AIM OF THE TASK
In the records below, count every line containing "Tuesday". Reply with the number only.

Dataset records
* START *

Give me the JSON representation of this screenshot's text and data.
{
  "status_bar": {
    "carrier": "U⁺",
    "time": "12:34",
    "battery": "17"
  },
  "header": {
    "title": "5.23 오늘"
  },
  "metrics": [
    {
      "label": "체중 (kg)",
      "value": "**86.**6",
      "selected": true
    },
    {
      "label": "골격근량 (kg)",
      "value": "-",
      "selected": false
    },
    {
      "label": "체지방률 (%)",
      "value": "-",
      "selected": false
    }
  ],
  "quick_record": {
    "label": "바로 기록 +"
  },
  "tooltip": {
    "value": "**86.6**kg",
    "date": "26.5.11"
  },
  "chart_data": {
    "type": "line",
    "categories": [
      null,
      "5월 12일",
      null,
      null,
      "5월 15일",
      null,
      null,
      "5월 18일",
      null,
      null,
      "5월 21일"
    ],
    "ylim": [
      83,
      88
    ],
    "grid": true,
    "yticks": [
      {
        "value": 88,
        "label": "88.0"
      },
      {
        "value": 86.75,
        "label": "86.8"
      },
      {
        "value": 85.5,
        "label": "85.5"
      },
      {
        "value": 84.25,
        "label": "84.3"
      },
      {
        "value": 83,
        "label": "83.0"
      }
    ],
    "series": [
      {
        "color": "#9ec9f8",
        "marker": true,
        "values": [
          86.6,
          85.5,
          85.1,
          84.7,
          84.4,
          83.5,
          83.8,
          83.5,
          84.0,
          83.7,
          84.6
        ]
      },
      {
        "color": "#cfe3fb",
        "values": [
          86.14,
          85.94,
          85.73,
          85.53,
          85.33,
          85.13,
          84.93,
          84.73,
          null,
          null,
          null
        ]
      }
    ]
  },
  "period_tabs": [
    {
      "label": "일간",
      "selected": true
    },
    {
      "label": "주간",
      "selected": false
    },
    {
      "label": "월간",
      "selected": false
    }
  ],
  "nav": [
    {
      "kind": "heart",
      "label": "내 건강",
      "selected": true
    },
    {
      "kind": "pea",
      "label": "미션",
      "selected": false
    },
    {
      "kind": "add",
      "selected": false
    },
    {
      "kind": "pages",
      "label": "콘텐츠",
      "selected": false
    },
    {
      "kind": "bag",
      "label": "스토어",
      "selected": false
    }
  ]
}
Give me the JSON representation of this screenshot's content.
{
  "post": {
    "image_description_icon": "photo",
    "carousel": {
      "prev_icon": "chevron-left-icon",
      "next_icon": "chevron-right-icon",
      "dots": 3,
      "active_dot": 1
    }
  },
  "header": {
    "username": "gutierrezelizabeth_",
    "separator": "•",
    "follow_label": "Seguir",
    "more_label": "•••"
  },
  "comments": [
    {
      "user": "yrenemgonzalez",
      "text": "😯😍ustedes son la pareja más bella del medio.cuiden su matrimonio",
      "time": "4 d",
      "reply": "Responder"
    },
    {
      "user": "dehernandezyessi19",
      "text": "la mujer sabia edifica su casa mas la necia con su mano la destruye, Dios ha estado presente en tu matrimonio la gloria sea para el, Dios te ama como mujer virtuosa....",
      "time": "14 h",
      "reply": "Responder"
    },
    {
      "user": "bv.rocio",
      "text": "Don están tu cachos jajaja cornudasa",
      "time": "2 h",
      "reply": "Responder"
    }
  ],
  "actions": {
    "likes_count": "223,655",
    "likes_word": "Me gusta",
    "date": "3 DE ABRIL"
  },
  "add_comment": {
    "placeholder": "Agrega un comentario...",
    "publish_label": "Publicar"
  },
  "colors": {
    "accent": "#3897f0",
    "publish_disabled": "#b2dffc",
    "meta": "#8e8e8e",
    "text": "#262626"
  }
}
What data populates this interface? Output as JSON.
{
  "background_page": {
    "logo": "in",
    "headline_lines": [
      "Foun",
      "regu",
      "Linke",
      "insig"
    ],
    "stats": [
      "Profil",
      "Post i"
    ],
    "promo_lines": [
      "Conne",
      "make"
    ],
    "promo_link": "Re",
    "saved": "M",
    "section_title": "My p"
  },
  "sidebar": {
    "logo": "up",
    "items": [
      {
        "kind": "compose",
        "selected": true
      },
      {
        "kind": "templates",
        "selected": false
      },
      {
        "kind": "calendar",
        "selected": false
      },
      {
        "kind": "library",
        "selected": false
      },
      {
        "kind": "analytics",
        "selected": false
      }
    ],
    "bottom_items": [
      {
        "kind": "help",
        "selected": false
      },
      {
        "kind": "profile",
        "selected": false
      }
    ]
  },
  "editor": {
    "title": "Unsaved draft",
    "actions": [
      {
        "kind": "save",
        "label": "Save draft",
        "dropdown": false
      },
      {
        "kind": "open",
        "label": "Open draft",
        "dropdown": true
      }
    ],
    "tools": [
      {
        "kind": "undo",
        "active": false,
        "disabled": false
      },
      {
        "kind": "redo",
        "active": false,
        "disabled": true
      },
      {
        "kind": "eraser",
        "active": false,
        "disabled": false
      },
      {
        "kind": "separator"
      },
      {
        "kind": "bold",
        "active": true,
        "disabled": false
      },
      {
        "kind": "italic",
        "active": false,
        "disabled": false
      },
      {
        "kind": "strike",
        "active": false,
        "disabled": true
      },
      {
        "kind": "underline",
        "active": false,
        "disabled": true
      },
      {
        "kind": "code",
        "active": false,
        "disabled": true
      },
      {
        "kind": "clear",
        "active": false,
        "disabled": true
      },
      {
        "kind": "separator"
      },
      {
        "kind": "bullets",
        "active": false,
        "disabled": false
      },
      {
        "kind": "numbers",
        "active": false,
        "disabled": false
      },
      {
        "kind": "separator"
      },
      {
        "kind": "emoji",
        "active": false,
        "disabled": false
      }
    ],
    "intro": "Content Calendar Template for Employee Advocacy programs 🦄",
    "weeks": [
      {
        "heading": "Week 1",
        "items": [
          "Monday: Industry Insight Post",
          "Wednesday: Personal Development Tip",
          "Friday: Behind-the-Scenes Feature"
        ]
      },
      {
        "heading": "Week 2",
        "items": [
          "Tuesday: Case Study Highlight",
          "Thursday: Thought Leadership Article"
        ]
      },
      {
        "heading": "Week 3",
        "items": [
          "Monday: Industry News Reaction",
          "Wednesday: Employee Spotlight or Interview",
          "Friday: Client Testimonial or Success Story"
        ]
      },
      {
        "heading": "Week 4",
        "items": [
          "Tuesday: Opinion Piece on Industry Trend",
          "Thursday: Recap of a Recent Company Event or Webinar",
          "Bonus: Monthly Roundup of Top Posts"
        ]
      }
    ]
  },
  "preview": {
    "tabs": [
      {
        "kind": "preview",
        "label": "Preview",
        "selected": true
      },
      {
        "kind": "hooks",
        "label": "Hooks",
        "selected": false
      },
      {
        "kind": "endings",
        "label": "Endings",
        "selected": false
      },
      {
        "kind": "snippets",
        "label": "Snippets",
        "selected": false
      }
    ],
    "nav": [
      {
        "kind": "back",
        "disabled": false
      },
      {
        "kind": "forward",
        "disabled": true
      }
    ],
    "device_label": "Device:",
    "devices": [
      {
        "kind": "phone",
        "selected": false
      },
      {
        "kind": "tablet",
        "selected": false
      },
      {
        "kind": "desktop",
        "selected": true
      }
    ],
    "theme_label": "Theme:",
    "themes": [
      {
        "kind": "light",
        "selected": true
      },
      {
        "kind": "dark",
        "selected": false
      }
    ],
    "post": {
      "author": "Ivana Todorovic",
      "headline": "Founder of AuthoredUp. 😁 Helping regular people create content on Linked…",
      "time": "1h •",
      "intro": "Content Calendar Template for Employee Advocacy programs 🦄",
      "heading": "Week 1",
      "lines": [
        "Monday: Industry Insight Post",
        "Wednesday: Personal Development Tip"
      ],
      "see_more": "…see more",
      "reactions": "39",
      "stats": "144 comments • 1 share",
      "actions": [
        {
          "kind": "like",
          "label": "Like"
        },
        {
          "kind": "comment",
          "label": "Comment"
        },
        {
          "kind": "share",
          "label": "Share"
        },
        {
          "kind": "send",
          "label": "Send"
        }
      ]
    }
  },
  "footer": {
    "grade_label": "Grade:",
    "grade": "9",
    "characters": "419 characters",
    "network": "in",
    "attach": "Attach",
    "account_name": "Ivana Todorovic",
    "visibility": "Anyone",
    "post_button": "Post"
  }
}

* END *

ANSWER TO THE PROBLEM
2